Request -
Go through the entries one line at a time, and gather every line that has the word "input".

--- BEGIN ---

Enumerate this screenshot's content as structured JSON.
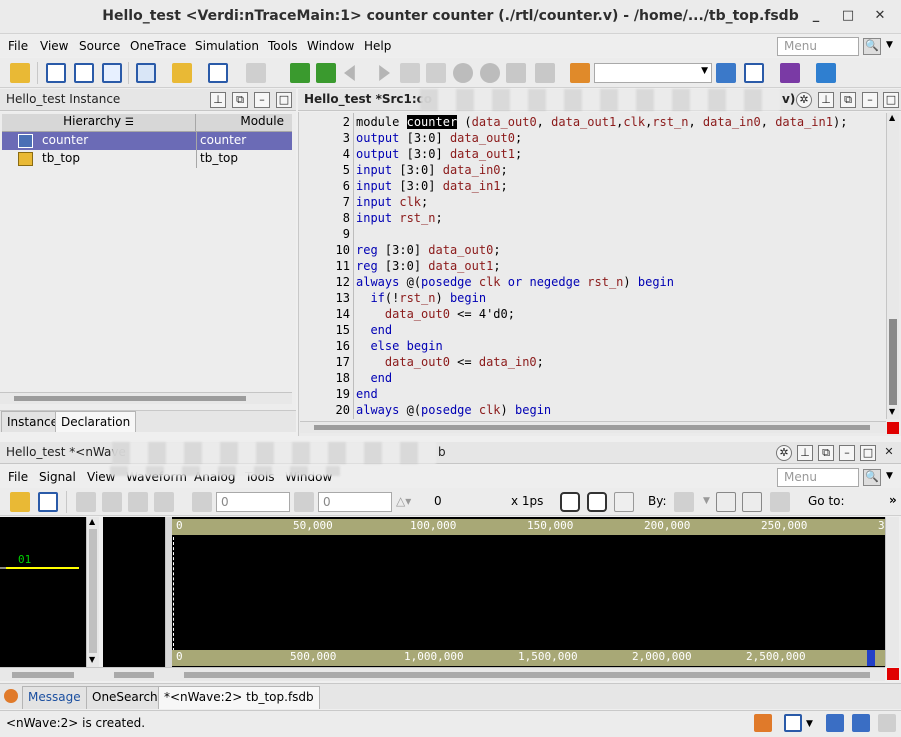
{
  "window": {
    "title": "Hello_test <Verdi:nTraceMain:1> counter counter (./rtl/counter.v) - /home/.../tb_top.fsdb"
  },
  "main_menu": {
    "items": [
      "File",
      "View",
      "Source",
      "OneTrace",
      "Simulation",
      "Tools",
      "Window",
      "Help"
    ],
    "search_placeholder": "Menu"
  },
  "instance_panel": {
    "title": "Hello_test Instance",
    "columns": [
      "Hierarchy",
      "Module"
    ],
    "rows": [
      {
        "hierarchy": "counter",
        "module": "counter"
      },
      {
        "hierarchy": "tb_top",
        "module": "tb_top"
      }
    ],
    "tabs": [
      "Instance",
      "Declaration"
    ]
  },
  "source_panel": {
    "title": "Hello_test *Src1:co",
    "title_tail": "v)",
    "lines": [
      {
        "n": "2",
        "text": "module counter (data_out0, data_out1,clk,rst_n, data_in0, data_in1);"
      },
      {
        "n": "3",
        "text": "output [3:0] data_out0;"
      },
      {
        "n": "4",
        "text": "output [3:0] data_out1;"
      },
      {
        "n": "5",
        "text": "input [3:0] data_in0;"
      },
      {
        "n": "6",
        "text": "input [3:0] data_in1;"
      },
      {
        "n": "7",
        "text": "input clk;"
      },
      {
        "n": "8",
        "text": "input rst_n;"
      },
      {
        "n": "9",
        "text": ""
      },
      {
        "n": "10",
        "text": "reg [3:0] data_out0;"
      },
      {
        "n": "11",
        "text": "reg [3:0] data_out1;"
      },
      {
        "n": "12",
        "text": "always @(posedge clk or negedge rst_n) begin"
      },
      {
        "n": "13",
        "text": "  if(!rst_n) begin"
      },
      {
        "n": "14",
        "text": "    data_out0 <= 4'd0;"
      },
      {
        "n": "15",
        "text": "  end"
      },
      {
        "n": "16",
        "text": "  else begin"
      },
      {
        "n": "17",
        "text": "    data_out0 <= data_in0;"
      },
      {
        "n": "18",
        "text": "  end"
      },
      {
        "n": "19",
        "text": "end"
      },
      {
        "n": "20",
        "text": "always @(posedge clk) begin"
      }
    ]
  },
  "nwave_panel": {
    "title": "Hello_test *<nWave",
    "title_tail": "b",
    "menu": [
      "File",
      "Signal",
      "View",
      "Waveform",
      "Analog",
      "Tools",
      "Window"
    ],
    "search_placeholder": "Menu",
    "cursor_time": "0",
    "marker_time": "0",
    "delta": "0",
    "time_unit": "x 1ps",
    "by_label": "By:",
    "goto_label": "Go to:",
    "signal_value": "01",
    "top_ruler": [
      "0",
      "50,000",
      "100,000",
      "150,000",
      "200,000",
      "250,000",
      "3"
    ],
    "bottom_ruler": [
      "0",
      "500,000",
      "1,000,000",
      "1,500,000",
      "2,000,000",
      "2,500,000"
    ]
  },
  "bottom_tabs": [
    "Message",
    "OneSearch",
    "*<nWave:2> tb_top.fsdb"
  ],
  "status": "<nWave:2> is created.",
  "colors": {
    "accent_select": "#6b6bb6",
    "keyword": "#0000b4",
    "identifier": "#8b1a1a",
    "wave": "#ffff00",
    "ruler": "#a8a876"
  }
}
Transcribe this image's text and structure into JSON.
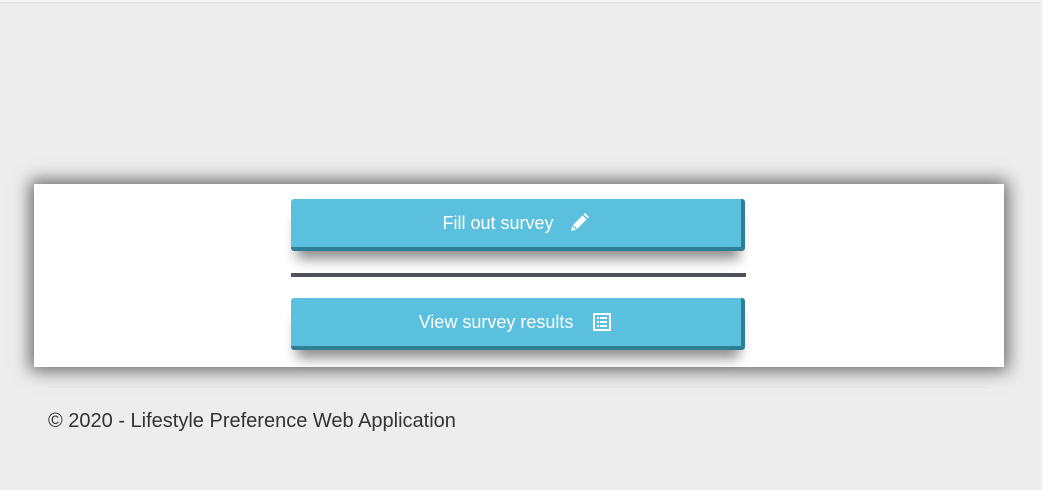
{
  "actions": {
    "fill_label": "Fill out survey",
    "fill_icon": "pencil-icon",
    "view_label": "View survey results",
    "view_icon": "list-icon"
  },
  "footer": {
    "text": "© 2020 - Lifestyle Preference Web Application"
  },
  "colors": {
    "background": "#ededed",
    "panel": "#ffffff",
    "button": "#5bc0de",
    "button_edge": "#2f7f94",
    "divider": "#4d5359",
    "footer_text": "#333333"
  }
}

--- END ---

The response -
        "text": "input [3:0] data_in0;"
        "text": "input [3:0] data_in1;"
        "text": "input clk;"
        "text": "input rst_n;"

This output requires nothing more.